What is being asked -
What follows is a set of records, each of which is to be written out exactly.
--- The data ---
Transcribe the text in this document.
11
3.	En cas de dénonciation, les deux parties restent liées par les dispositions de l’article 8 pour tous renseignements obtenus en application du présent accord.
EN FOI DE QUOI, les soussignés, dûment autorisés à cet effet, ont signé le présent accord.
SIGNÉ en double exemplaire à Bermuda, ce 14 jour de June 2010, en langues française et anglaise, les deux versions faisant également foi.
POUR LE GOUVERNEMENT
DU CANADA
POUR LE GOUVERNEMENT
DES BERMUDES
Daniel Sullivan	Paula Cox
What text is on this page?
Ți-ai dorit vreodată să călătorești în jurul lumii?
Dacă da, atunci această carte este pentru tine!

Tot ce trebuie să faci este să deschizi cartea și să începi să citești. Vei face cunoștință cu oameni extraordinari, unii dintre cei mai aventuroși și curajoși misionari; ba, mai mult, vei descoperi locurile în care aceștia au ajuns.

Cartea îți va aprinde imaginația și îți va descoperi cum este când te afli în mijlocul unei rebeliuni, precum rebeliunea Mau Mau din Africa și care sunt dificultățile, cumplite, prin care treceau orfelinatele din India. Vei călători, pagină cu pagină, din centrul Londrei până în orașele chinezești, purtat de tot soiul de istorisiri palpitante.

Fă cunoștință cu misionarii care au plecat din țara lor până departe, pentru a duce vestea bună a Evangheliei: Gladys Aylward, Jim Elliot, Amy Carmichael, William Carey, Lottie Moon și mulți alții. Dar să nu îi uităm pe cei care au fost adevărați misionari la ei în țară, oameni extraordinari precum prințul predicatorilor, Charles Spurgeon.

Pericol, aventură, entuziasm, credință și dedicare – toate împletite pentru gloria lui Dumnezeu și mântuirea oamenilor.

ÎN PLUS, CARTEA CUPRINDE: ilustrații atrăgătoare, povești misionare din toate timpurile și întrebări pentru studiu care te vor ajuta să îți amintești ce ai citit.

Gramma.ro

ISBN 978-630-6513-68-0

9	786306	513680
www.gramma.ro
---
Full output -
Transcribe the text in this document.
11
3.	En cas de dénonciation, les deux parties restent liées par les dispositions de l’article 8 pour tous renseignements obtenus en application du présent accord.
EN FOI DE QUOI, les soussignés, dûment autorisés à cet effet, ont signé le présent accord.
SIGNÉ en double exemplaire à Bermuda, ce 14 jour de June 2010, en langues française et anglaise, les deux versions faisant également foi.
POUR LE GOUVERNEMENT
DU CANADA
POUR LE GOUVERNEMENT
DES BERMUDES
Daniel Sullivan	Paula Cox
What text is on this page?
Ți-ai dorit vreodată să călătorești în jurul lumii?
Dacă da, atunci această carte este pentru tine!

Tot ce trebuie să faci este să deschizi cartea și să începi să citești. Vei face cunoștință cu oameni extraordinari, unii dintre cei mai aventuroși și curajoși misionari; ba, mai mult, vei descoperi locurile în care aceștia au ajuns.

Cartea îți va aprinde imaginația și îți va descoperi cum este când te afli în mijlocul unei rebeliuni, precum rebeliunea Mau Mau din Africa și care sunt dificultățile, cumplite, prin care treceau orfelinatele din India. Vei călători, pagină cu pagină, din centrul Londrei până în orașele chinezești, purtat de tot soiul de istorisiri palpitante.

Fă cunoștință cu misionarii care au plecat din țara lor până departe, pentru a duce vestea bună a Evangheliei: Gladys Aylward, Jim Elliot, Amy Carmichael, William Carey, Lottie Moon și mulți alții. Dar să nu îi uităm pe cei care au fost adevărați misionari la ei în țară, oameni extraordinari precum prințul predicatorilor, Charles Spurgeon.

Pericol, aventură, entuziasm, credință și dedicare – toate împletite pentru gloria lui Dumnezeu și mântuirea oamenilor.

ÎN PLUS, CARTEA CUPRINDE: ilustrații atrăgătoare, povești misionare din toate timpurile și întrebări pentru studiu care te vor ajuta să îți amintești ce ai citit.

Gramma.ro

ISBN 978-630-6513-68-0

9	786306	513680
www.gramma.ro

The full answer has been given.